GIVEN RECORDS:

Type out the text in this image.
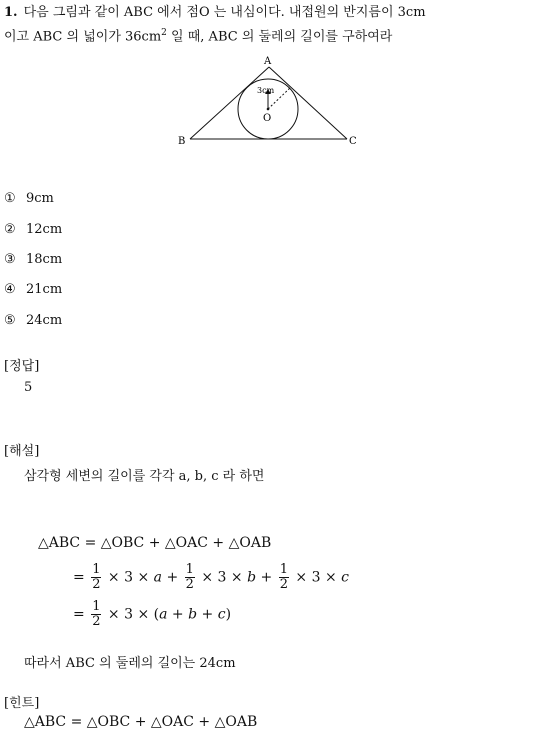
1. 다음 그림과 같이 ABC 에서 점O 는 내심이다. 내접원의 반지름이 3cm
이고 ABC 의 넓이가 $36cm^2$ 일 때, ABC 의 둘레의 길이를 구하여라
A
B	C
O
3cm
① 9cm
② 12cm
③ 18cm
④ 21cm
⑤ 24cm
[정답]
5
[해설]
삼각형 세변의 길이를 각각 a, b, c 라 하면
△ABC = △OBC + △OAC + △OAB
= $\frac{1}{2} \times 3 \times a + \frac{1}{2} \times 3 \times b + \frac{1}{2} \times 3 \times c$
= $\frac{1}{2} \times 3 \times (a + b + c)$
따라서 ABC 의 둘레의 길이는 24cm
[힌트]
△ABC = △OBC + △OAC + △OAB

YOUR GOAL: Reproduce every line above as written, skipping pictures.

WRITTEN RESPONSE:
Type out the text in this image.
1. 다음 그림과 같이 ABC 에서 점O 는 내심이다. 내접원의 반지름이 3cm
이고 ABC 의 넓이가 $36cm^2$ 일 때, ABC 의 둘레의 길이를 구하여라
A
B	C
O
3cm
① 9cm
② 12cm
③ 18cm
④ 21cm
⑤ 24cm
[정답]
5
[해설]
삼각형 세변의 길이를 각각 a, b, c 라 하면
△ABC = △OBC + △OAC + △OAB
= $\frac{1}{2} \times 3 \times a + \frac{1}{2} \times 3 \times b + \frac{1}{2} \times 3 \times c$
= $\frac{1}{2} \times 3 \times (a + b + c)$
따라서 ABC 의 둘레의 길이는 24cm
[힌트]
△ABC = △OBC + △OAC + △OAB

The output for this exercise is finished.